PROBLEM
Wherever the word "satellite" appears in the entries, copy the whole line.

+===+

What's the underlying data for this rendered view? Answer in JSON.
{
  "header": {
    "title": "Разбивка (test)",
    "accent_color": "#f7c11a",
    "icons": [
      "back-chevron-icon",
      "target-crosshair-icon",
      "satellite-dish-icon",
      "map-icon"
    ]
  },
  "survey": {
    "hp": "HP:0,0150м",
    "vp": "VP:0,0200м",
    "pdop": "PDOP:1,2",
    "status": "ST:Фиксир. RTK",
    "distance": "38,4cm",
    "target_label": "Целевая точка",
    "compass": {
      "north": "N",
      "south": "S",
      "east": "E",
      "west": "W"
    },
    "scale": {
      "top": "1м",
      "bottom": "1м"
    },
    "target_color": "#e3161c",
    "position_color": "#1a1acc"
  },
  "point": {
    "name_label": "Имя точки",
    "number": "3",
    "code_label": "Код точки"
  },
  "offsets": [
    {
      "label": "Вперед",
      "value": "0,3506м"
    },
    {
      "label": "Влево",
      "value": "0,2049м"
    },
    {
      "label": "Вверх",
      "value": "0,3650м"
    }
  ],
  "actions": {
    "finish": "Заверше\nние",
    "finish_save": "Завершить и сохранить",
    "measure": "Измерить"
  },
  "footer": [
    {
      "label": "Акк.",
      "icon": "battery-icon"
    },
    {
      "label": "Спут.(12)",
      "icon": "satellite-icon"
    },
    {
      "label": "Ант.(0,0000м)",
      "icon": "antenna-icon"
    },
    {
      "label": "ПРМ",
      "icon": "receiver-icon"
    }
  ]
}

+===+

RESULT
      "satellite-dish-icon",
      "icon": "satellite-icon"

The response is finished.